• REQUEST:
Filter out everything except lines holding "Radius".

[Begin DATA ROWS]

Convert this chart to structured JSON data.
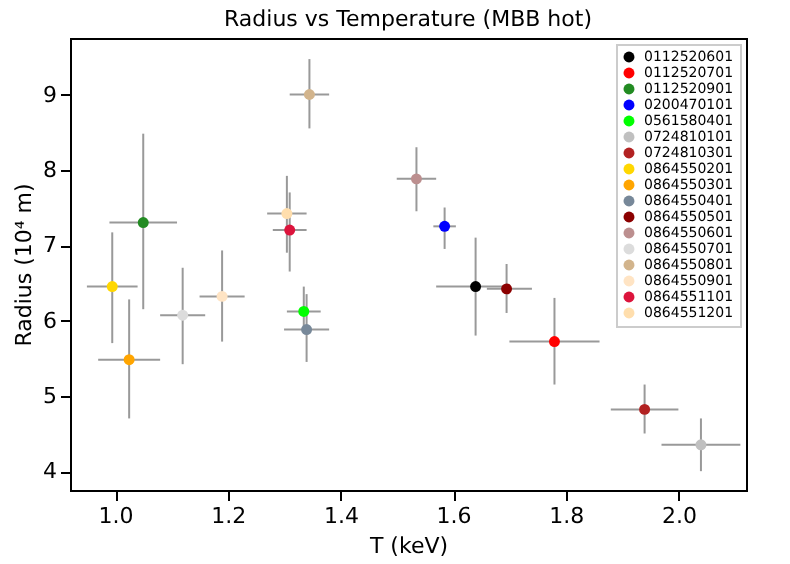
{
  "chart_data": {
    "type": "scatter",
    "title": "Radius vs Temperature (MBB hot)",
    "xlabel": "T (keV)",
    "ylabel": "Radius (10⁴ m)",
    "xlim": [
      0.92,
      2.12
    ],
    "ylim": [
      3.75,
      9.75
    ],
    "xticks": [
      {
        "value": 1,
        "label": "1.0"
      },
      1.2,
      1.4,
      1.6,
      1.8,
      {
        "value": 2,
        "label": "2.0"
      }
    ],
    "yticks": [
      4,
      5,
      6,
      7,
      8,
      9
    ],
    "grid": false,
    "legend": "top right",
    "marker": "circle",
    "series": [
      {
        "name": "0112520601",
        "color": "#000000",
        "x": [
          1.64
        ],
        "values": [
          6.45
        ],
        "errors": [
          [
            5.8,
            7.1
          ]
        ],
        "xerrors": [
          [
            1.57,
            1.7
          ]
        ]
      },
      {
        "name": "0112520701",
        "color": "#ff0000",
        "x": [
          1.78
        ],
        "values": [
          5.72
        ],
        "errors": [
          [
            5.15,
            6.3
          ]
        ],
        "xerrors": [
          [
            1.7,
            1.86
          ]
        ]
      },
      {
        "name": "0112520901",
        "color": "#228b22",
        "x": [
          1.05
        ],
        "values": [
          7.3
        ],
        "errors": [
          [
            6.15,
            8.48
          ]
        ],
        "xerrors": [
          [
            0.99,
            1.11
          ]
        ]
      },
      {
        "name": "0200470101",
        "color": "#0000ff",
        "x": [
          1.585
        ],
        "values": [
          7.25
        ],
        "errors": [
          [
            6.95,
            7.5
          ]
        ],
        "xerrors": [
          [
            1.565,
            1.605
          ]
        ]
      },
      {
        "name": "0561580401",
        "color": "#00ff00",
        "x": [
          1.335
        ],
        "values": [
          6.12
        ],
        "errors": [
          [
            5.85,
            6.45
          ]
        ],
        "xerrors": [
          [
            1.305,
            1.365
          ]
        ]
      },
      {
        "name": "0724810101",
        "color": "#c0c0c0",
        "x": [
          2.04
        ],
        "values": [
          4.35
        ],
        "errors": [
          [
            4.0,
            4.7
          ]
        ],
        "xerrors": [
          [
            1.97,
            2.11
          ]
        ]
      },
      {
        "name": "0724810301",
        "color": "#b22222",
        "x": [
          1.94
        ],
        "values": [
          4.82
        ],
        "errors": [
          [
            4.5,
            5.15
          ]
        ],
        "xerrors": [
          [
            1.88,
            2.0
          ]
        ]
      },
      {
        "name": "0864550201",
        "color": "#ffd700",
        "x": [
          0.995
        ],
        "values": [
          6.45
        ],
        "errors": [
          [
            5.7,
            7.17
          ]
        ],
        "xerrors": [
          [
            0.95,
            1.04
          ]
        ]
      },
      {
        "name": "0864550301",
        "color": "#ffa500",
        "x": [
          1.025
        ],
        "values": [
          5.48
        ],
        "errors": [
          [
            4.7,
            6.28
          ]
        ],
        "xerrors": [
          [
            0.97,
            1.08
          ]
        ]
      },
      {
        "name": "0864550401",
        "color": "#778899",
        "x": [
          1.34
        ],
        "values": [
          5.88
        ],
        "errors": [
          [
            5.45,
            6.35
          ]
        ],
        "xerrors": [
          [
            1.3,
            1.38
          ]
        ]
      },
      {
        "name": "0864550501",
        "color": "#8b0000",
        "x": [
          1.695
        ],
        "values": [
          6.42
        ],
        "errors": [
          [
            6.1,
            6.75
          ]
        ],
        "xerrors": [
          [
            1.66,
            1.74
          ]
        ]
      },
      {
        "name": "0864550601",
        "color": "#bc8f8f",
        "x": [
          1.535
        ],
        "values": [
          7.88
        ],
        "errors": [
          [
            7.45,
            8.3
          ]
        ],
        "xerrors": [
          [
            1.5,
            1.57
          ]
        ]
      },
      {
        "name": "0864550701",
        "color": "#dcdcdc",
        "x": [
          1.12
        ],
        "values": [
          6.07
        ],
        "errors": [
          [
            5.42,
            6.7
          ]
        ],
        "xerrors": [
          [
            1.08,
            1.16
          ]
        ]
      },
      {
        "name": "0864550801",
        "color": "#d2b48c",
        "x": [
          1.345
        ],
        "values": [
          9.0
        ],
        "errors": [
          [
            8.55,
            9.47
          ]
        ],
        "xerrors": [
          [
            1.31,
            1.38
          ]
        ]
      },
      {
        "name": "0864550901",
        "color": "#ffe4c4",
        "x": [
          1.19
        ],
        "values": [
          6.32
        ],
        "errors": [
          [
            5.72,
            6.93
          ]
        ],
        "xerrors": [
          [
            1.15,
            1.23
          ]
        ]
      },
      {
        "name": "0864551101",
        "color": "#dc143c",
        "x": [
          1.31
        ],
        "values": [
          7.2
        ],
        "errors": [
          [
            6.65,
            7.7
          ]
        ],
        "xerrors": [
          [
            1.28,
            1.34
          ]
        ]
      },
      {
        "name": "0864551201",
        "color": "#ffdead",
        "x": [
          1.305
        ],
        "values": [
          7.42
        ],
        "errors": [
          [
            6.9,
            7.92
          ]
        ],
        "xerrors": [
          [
            1.27,
            1.34
          ]
        ]
      }
    ]
  }
}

[End DATA ROWS]

• THE COMPLETED TASK:
    "title": "Radius vs Temperature (MBB hot)",
    "ylabel": "Radius (10⁴ m)",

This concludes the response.